| Requirements |
Using the material that follows, identify and copy each line with the string "inwestycje".

| Listed records |
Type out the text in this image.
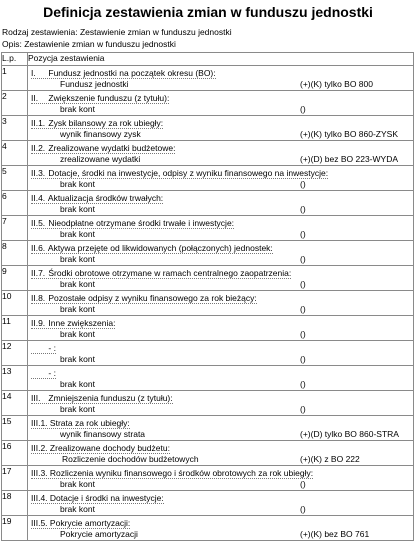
Definicja zestawienia zmian w funduszu jednostki
Rodzaj zestawienia: Zestawienie zmian w funduszu jednostki
Opis: Zestawienie zmian w funduszu jednostki
L.p.	Pozycja zestawienia
1	I. Fundusz jednostki na początek okresu (BO):
Fundusz jednostki (+)(K) tylko BO 800

2	II. Zwiększenie funduszu (z tytułu):
brak kont ()

3	II.1. Zysk bilansowy za rok ubiegły:
wynik finansowy zysk (+)(K) tylko BO 860-ZYSK

4	II.2. Zrealizowane wydatki budżetowe:
zrealizowane wydatki (+)(D) bez BO 223-WYDA

5	II.3. Dotacje, środki na inwestycje, odpisy z wyniku finansowego na inwestycje:
brak kont ()

6	II.4. Aktualizacja środków trwałych:
brak kont ()

7	II.5. Nieodpłatne otrzymane środki trwałe i inwestycje:
brak kont ()

8	II.6. Aktywa przejęte od likwidowanych (połączonych) jednostek:
brak kont ()

9	II.7. Środki obrotowe otrzymane w ramach centralnego zaopatrzenia:
brak kont ()

10	II.8. Pozostałe odpisy z wyniku finansowego za rok bieżący:
brak kont ()

11	II.9. Inne zwiększenia:
brak kont ()

12	- :
brak kont ()

13	- :
brak kont ()

14	III. Zmniejszenia funduszu (z tytułu):
brak kont ()

15	III.1. Strata za rok ubiegły:
wynik finansowy strata (+)(D) tylko BO 860-STRA

16	III.2. Zrealizowane dochody budżetu:
Rozliczenie dochodów budżetowych (+)(K) z BO 222

17	III.3. Rozliczenia wyniku finansowego i środków obrotowych za rok ubiegły:
brak kont ()

18	III.4. Dotacje i środki na inwestycje:
brak kont ()

19	III.5. Pokrycie amortyzacji:
Pokrycie amortyzacji (+)(K) bez BO 761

| Task result |
5	II.3. Dotacje, środki na inwestycje, odpisy z wyniku finansowego na inwestycje:
7	II.5. Nieodpłatne otrzymane środki trwałe i inwestycje:
18	III.4. Dotacje i środki na inwestycje:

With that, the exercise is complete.